- [SHORT PROBLEM] For each line that holds "thousand", copy the line out.
____________
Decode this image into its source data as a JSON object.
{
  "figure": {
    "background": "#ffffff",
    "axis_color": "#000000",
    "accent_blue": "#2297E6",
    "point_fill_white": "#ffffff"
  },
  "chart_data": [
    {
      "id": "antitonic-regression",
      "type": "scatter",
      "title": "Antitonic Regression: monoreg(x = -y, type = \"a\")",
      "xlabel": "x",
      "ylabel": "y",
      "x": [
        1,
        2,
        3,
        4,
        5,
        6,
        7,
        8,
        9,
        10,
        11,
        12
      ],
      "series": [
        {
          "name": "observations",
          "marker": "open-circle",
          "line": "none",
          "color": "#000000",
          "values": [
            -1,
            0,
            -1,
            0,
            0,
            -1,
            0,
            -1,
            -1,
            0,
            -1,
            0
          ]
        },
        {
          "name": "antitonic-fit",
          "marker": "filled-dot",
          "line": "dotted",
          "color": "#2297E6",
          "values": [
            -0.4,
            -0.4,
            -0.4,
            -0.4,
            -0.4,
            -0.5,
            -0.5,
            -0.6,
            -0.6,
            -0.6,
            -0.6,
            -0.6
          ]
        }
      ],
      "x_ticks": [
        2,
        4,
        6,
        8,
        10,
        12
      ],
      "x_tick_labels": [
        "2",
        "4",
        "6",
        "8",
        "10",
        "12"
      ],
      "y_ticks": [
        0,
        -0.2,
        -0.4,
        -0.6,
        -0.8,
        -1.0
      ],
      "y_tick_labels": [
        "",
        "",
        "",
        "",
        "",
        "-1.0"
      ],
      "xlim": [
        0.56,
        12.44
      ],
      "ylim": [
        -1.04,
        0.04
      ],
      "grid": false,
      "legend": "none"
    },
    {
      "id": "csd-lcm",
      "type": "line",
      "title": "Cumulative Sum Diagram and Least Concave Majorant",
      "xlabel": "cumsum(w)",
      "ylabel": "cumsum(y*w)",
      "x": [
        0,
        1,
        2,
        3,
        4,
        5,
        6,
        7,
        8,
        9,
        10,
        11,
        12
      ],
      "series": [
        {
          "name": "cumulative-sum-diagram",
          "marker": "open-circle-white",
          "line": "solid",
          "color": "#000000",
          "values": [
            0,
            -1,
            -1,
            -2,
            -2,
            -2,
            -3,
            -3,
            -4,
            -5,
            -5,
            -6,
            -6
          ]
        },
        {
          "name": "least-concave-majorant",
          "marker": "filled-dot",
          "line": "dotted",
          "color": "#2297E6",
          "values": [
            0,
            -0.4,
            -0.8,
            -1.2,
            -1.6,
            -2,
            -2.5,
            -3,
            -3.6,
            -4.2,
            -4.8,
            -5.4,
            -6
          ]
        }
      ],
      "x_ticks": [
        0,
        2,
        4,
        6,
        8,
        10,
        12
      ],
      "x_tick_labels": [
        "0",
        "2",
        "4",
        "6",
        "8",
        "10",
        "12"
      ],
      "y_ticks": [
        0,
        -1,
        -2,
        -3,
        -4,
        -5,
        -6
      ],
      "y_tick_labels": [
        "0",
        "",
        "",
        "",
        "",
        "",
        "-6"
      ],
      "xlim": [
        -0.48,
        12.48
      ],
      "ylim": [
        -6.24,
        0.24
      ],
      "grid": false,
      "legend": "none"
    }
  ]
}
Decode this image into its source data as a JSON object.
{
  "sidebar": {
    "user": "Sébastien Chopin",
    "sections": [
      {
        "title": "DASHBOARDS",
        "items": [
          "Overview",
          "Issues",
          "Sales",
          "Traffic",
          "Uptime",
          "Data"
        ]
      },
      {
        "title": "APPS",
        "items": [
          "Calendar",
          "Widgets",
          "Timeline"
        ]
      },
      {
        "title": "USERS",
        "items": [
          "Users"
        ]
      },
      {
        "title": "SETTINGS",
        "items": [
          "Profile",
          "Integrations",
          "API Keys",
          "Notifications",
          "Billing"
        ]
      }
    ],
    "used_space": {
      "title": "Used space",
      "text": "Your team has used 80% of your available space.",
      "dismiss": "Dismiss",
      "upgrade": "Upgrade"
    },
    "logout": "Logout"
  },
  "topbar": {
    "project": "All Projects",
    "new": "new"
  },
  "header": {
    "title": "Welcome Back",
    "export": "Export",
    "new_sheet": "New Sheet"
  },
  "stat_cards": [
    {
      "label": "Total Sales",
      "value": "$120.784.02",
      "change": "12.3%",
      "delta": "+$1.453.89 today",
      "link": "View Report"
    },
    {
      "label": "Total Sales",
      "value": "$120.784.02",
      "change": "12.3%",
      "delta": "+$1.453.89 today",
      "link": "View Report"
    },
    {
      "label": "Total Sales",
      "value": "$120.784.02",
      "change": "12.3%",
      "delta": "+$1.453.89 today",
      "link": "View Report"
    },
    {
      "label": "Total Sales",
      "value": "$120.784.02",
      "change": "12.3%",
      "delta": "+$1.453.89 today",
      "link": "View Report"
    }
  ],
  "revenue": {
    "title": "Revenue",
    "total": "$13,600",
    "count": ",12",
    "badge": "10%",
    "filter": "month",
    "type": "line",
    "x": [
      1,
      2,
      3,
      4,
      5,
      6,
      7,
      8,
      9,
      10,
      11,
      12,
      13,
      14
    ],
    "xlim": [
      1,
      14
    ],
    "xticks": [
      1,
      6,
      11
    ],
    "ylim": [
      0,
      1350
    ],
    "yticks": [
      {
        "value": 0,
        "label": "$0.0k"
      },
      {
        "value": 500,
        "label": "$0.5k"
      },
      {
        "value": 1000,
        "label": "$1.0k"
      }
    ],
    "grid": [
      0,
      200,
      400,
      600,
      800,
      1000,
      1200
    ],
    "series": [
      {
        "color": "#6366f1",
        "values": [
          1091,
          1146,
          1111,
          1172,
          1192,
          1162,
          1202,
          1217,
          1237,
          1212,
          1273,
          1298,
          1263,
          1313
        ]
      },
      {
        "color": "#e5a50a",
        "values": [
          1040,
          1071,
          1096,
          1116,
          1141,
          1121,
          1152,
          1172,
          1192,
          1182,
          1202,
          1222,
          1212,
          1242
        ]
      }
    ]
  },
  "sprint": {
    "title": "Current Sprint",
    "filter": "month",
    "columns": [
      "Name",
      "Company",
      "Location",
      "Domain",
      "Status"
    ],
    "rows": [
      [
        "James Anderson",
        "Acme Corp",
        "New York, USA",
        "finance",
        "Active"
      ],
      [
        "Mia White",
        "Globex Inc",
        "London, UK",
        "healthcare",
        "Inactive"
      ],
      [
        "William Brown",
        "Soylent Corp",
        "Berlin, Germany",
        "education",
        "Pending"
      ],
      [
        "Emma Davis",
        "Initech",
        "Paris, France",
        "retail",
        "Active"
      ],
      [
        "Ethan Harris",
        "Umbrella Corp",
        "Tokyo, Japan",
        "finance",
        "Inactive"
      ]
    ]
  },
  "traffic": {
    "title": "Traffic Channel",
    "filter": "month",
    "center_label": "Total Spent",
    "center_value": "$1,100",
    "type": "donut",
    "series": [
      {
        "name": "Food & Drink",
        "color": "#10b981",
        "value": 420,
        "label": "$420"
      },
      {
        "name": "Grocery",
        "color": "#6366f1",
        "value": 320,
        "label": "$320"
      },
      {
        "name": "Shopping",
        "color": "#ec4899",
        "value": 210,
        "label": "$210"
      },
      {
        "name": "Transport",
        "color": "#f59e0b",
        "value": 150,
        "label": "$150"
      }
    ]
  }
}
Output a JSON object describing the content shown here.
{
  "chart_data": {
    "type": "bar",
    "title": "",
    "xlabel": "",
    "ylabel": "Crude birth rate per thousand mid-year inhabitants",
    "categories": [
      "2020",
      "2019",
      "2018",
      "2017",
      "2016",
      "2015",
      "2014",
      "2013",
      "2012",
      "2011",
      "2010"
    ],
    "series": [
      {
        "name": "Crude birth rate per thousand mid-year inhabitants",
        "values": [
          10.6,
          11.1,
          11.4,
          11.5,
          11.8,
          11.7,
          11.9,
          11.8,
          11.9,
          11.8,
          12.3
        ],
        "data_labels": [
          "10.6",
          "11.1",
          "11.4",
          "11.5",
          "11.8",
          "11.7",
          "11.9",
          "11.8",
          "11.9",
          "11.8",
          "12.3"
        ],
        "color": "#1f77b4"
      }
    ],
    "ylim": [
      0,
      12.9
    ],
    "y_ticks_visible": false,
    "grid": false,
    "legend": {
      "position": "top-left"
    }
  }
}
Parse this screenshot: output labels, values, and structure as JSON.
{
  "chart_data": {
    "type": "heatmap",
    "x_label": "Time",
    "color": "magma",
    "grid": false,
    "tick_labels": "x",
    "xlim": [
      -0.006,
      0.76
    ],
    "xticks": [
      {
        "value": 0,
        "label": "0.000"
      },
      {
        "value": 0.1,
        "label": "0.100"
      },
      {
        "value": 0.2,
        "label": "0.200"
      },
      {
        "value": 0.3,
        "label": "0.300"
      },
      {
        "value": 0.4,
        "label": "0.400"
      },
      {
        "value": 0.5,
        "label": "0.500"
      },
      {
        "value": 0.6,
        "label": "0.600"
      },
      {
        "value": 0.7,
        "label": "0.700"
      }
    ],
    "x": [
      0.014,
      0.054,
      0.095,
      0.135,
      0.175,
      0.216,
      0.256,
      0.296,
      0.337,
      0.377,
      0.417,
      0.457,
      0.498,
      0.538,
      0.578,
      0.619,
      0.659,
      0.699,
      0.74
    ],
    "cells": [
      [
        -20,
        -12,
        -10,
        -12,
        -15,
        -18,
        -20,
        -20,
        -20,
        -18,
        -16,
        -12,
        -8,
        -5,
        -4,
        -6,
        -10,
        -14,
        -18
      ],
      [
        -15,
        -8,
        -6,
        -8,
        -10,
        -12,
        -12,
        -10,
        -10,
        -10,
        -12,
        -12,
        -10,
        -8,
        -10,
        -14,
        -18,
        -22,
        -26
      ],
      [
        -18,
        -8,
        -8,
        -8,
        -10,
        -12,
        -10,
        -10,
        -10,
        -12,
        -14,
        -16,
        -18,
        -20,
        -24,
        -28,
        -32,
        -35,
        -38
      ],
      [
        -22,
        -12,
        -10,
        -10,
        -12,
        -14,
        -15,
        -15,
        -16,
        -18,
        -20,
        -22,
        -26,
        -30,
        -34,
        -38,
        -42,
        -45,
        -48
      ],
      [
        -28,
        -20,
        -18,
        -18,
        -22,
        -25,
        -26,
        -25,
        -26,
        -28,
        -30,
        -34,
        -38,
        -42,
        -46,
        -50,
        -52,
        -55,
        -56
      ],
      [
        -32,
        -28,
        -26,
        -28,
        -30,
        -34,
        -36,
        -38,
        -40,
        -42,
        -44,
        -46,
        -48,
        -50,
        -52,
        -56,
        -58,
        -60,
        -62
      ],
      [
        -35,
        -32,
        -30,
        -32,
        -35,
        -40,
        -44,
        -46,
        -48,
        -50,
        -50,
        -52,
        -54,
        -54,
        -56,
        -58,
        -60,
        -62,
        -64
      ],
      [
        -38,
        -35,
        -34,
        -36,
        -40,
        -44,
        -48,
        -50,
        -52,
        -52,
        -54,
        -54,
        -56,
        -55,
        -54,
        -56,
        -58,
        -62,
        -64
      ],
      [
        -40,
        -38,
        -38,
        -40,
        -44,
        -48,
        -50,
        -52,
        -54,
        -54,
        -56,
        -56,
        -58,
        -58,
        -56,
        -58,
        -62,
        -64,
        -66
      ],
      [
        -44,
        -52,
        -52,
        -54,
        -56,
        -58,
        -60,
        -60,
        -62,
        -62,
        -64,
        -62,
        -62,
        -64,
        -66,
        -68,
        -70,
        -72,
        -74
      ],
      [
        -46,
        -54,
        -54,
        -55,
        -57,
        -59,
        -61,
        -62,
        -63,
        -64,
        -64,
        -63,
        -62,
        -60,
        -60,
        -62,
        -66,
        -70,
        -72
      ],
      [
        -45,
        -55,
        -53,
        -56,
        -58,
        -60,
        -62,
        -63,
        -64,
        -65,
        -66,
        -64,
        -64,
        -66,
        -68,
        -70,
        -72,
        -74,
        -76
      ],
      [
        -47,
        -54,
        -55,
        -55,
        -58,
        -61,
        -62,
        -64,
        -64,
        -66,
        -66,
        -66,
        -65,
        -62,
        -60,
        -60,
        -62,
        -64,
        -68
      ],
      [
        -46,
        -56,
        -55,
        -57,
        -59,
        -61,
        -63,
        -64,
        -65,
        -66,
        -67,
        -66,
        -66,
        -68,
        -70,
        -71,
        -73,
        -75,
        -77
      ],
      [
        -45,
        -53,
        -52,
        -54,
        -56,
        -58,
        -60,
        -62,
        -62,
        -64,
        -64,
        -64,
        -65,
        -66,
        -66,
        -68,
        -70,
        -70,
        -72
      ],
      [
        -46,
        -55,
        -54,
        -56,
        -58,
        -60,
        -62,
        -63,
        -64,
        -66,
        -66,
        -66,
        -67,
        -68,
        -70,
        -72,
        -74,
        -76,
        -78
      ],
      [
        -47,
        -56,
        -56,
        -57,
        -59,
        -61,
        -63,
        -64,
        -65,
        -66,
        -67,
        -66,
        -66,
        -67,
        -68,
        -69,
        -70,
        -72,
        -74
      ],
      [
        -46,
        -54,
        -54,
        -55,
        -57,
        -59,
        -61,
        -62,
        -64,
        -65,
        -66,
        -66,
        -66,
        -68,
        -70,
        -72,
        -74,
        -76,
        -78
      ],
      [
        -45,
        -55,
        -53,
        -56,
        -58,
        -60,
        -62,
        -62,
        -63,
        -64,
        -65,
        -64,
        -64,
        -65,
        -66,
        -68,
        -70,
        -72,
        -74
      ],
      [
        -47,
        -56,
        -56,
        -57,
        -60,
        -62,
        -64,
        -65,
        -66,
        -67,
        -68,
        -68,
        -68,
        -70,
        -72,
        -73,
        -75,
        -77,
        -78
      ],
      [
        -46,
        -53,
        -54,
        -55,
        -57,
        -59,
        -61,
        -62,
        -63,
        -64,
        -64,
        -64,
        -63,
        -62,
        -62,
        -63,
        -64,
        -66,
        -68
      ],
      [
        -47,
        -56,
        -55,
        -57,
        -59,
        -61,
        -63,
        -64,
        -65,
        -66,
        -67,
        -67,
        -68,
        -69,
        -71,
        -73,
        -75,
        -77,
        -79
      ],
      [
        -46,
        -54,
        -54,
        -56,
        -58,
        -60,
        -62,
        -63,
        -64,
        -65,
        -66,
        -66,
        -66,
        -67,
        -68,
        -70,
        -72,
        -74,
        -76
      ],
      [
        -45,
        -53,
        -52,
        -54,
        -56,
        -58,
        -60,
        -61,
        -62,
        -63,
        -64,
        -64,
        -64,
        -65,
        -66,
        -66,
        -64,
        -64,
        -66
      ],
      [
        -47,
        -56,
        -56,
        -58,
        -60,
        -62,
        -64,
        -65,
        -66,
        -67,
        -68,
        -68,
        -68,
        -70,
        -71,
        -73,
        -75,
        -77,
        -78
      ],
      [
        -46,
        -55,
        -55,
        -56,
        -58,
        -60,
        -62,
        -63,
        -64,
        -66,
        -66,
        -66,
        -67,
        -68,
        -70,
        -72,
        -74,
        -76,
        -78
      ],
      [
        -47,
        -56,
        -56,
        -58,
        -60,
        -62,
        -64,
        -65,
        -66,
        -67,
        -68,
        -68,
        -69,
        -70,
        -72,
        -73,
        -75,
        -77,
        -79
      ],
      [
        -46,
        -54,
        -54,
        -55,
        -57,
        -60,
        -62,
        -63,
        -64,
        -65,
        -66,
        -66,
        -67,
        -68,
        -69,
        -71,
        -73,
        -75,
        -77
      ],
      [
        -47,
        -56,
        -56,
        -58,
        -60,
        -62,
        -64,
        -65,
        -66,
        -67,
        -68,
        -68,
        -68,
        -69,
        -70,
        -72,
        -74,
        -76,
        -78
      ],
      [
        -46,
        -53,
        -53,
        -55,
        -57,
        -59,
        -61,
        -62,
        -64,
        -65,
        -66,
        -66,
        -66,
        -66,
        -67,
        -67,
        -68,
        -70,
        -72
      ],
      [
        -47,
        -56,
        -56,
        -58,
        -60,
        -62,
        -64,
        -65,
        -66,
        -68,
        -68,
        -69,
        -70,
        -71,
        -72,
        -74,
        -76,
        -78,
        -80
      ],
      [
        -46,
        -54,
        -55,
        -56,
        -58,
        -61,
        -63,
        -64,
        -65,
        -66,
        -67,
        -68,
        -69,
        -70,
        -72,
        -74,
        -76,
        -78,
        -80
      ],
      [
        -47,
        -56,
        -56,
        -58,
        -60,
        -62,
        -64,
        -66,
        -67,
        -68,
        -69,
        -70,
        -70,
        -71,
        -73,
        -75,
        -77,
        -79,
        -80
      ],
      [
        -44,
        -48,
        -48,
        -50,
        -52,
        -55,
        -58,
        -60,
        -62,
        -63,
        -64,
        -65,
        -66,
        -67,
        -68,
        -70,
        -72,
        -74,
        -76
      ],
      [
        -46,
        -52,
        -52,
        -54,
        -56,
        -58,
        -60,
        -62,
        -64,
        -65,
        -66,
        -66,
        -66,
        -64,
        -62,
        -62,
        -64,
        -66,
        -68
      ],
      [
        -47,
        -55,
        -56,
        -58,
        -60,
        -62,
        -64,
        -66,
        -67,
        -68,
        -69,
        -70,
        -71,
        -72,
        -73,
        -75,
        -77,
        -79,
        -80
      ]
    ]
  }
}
____________
- [TASK RESULT]
    "ylabel": "Crude birth rate per thousand mid-year inhabitants",
        "name": "Crude birth rate per thousand mid-year inhabitants",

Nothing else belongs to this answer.